> DIRECTIVE
Output every entry exactly, from the first line to the last.

═══ DATASET ROWS ═══

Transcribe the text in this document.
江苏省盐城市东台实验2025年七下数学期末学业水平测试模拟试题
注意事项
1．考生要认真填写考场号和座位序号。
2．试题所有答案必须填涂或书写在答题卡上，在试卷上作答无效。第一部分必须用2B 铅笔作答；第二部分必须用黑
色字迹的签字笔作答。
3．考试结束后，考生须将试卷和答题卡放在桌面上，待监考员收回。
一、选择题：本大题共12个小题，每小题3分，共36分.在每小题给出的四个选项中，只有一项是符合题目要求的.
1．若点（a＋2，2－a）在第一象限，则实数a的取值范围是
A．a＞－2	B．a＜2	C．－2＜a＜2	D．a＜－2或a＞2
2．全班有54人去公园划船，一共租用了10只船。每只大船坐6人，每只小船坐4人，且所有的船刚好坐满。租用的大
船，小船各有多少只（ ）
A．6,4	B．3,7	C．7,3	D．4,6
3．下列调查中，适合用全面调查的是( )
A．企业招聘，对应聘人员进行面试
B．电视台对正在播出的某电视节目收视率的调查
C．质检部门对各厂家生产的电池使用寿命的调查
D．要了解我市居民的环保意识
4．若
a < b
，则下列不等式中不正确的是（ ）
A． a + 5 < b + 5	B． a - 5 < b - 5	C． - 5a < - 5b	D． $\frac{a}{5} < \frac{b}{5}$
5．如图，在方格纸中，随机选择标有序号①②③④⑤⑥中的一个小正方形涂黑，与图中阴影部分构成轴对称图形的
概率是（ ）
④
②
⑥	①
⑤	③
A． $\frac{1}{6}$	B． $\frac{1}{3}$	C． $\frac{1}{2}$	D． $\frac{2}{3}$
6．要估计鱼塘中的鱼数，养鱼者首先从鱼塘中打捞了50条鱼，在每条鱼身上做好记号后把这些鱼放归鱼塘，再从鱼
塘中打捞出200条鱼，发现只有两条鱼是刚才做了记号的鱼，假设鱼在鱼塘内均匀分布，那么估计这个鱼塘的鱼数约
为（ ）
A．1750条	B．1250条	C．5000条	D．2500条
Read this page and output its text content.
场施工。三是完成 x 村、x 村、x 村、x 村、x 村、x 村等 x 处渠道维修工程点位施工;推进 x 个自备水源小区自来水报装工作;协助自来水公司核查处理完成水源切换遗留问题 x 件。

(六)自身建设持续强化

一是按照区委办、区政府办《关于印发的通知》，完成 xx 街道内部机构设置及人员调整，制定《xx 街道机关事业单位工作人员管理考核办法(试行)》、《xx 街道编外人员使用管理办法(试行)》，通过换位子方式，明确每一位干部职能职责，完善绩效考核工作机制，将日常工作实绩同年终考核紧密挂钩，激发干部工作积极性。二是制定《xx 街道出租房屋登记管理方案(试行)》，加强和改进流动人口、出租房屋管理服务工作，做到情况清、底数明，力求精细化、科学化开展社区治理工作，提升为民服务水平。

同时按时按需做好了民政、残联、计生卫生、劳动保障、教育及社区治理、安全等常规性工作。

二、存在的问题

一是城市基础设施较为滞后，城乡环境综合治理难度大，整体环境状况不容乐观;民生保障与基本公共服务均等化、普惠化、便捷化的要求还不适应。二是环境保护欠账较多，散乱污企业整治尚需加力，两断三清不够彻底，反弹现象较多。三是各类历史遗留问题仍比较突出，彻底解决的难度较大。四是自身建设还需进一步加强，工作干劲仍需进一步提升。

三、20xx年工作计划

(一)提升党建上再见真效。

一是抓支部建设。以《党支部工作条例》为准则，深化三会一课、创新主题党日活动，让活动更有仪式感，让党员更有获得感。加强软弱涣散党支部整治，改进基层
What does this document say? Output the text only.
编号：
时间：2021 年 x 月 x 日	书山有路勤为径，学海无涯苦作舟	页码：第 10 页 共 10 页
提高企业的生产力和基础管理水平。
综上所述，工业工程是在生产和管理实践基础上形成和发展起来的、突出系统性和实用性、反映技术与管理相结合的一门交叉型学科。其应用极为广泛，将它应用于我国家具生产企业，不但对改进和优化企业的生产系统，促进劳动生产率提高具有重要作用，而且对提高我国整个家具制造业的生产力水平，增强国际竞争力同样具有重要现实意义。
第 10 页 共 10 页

═══

> REPLY
Transcribe the text in this document.
江苏省盐城市东台实验2025年七下数学期末学业水平测试模拟试题
注意事项
1．考生要认真填写考场号和座位序号。
2．试题所有答案必须填涂或书写在答题卡上，在试卷上作答无效。第一部分必须用2B 铅笔作答；第二部分必须用黑
色字迹的签字笔作答。
3．考试结束后，考生须将试卷和答题卡放在桌面上，待监考员收回。
一、选择题：本大题共12个小题，每小题3分，共36分.在每小题给出的四个选项中，只有一项是符合题目要求的.
1．若点（a＋2，2－a）在第一象限，则实数a的取值范围是
A．a＞－2	B．a＜2	C．－2＜a＜2	D．a＜－2或a＞2
2．全班有54人去公园划船，一共租用了10只船。每只大船坐6人，每只小船坐4人，且所有的船刚好坐满。租用的大
船，小船各有多少只（ ）
A．6,4	B．3,7	C．7,3	D．4,6
3．下列调查中，适合用全面调查的是( )
A．企业招聘，对应聘人员进行面试
B．电视台对正在播出的某电视节目收视率的调查
C．质检部门对各厂家生产的电池使用寿命的调查
D．要了解我市居民的环保意识
4．若
a < b
，则下列不等式中不正确的是（ ）
A． a + 5 < b + 5	B． a - 5 < b - 5	C． - 5a < - 5b	D． $\frac{a}{5} < \frac{b}{5}$
5．如图，在方格纸中，随机选择标有序号①②③④⑤⑥中的一个小正方形涂黑，与图中阴影部分构成轴对称图形的
概率是（ ）
④
②
⑥	①
⑤	③
A． $\frac{1}{6}$	B． $\frac{1}{3}$	C． $\frac{1}{2}$	D． $\frac{2}{3}$
6．要估计鱼塘中的鱼数，养鱼者首先从鱼塘中打捞了50条鱼，在每条鱼身上做好记号后把这些鱼放归鱼塘，再从鱼
塘中打捞出200条鱼，发现只有两条鱼是刚才做了记号的鱼，假设鱼在鱼塘内均匀分布，那么估计这个鱼塘的鱼数约
为（ ）
A．1750条	B．1250条	C．5000条	D．2500条
Read this page and output its text content.
场施工。三是完成 x 村、x 村、x 村、x 村、x 村、x 村等 x 处渠道维修工程点位施工;推进 x 个自备水源小区自来水报装工作;协助自来水公司核查处理完成水源切换遗留问题 x 件。

(六)自身建设持续强化

一是按照区委办、区政府办《关于印发的通知》，完成 xx 街道内部机构设置及人员调整，制定《xx 街道机关事业单位工作人员管理考核办法(试行)》、《xx 街道编外人员使用管理办法(试行)》，通过换位子方式，明确每一位干部职能职责，完善绩效考核工作机制，将日常工作实绩同年终考核紧密挂钩，激发干部工作积极性。二是制定《xx 街道出租房屋登记管理方案(试行)》，加强和改进流动人口、出租房屋管理服务工作，做到情况清、底数明，力求精细化、科学化开展社区治理工作，提升为民服务水平。

同时按时按需做好了民政、残联、计生卫生、劳动保障、教育及社区治理、安全等常规性工作。

二、存在的问题

一是城市基础设施较为滞后，城乡环境综合治理难度大，整体环境状况不容乐观;民生保障与基本公共服务均等化、普惠化、便捷化的要求还不适应。二是环境保护欠账较多，散乱污企业整治尚需加力，两断三清不够彻底，反弹现象较多。三是各类历史遗留问题仍比较突出，彻底解决的难度较大。四是自身建设还需进一步加强，工作干劲仍需进一步提升。

三、20xx年工作计划

(一)提升党建上再见真效。

一是抓支部建设。以《党支部工作条例》为准则，深化三会一课、创新主题党日活动，让活动更有仪式感，让党员更有获得感。加强软弱涣散党支部整治，改进基层
What does this document say? Output the text only.
编号：
时间：2021 年 x 月 x 日	书山有路勤为径，学海无涯苦作舟	页码：第 10 页 共 10 页
提高企业的生产力和基础管理水平。
综上所述，工业工程是在生产和管理实践基础上形成和发展起来的、突出系统性和实用性、反映技术与管理相结合的一门交叉型学科。其应用极为广泛，将它应用于我国家具生产企业，不但对改进和优化企业的生产系统，促进劳动生产率提高具有重要作用，而且对提高我国整个家具制造业的生产力水平，增强国际竞争力同样具有重要现实意义。
第 10 页 共 10 页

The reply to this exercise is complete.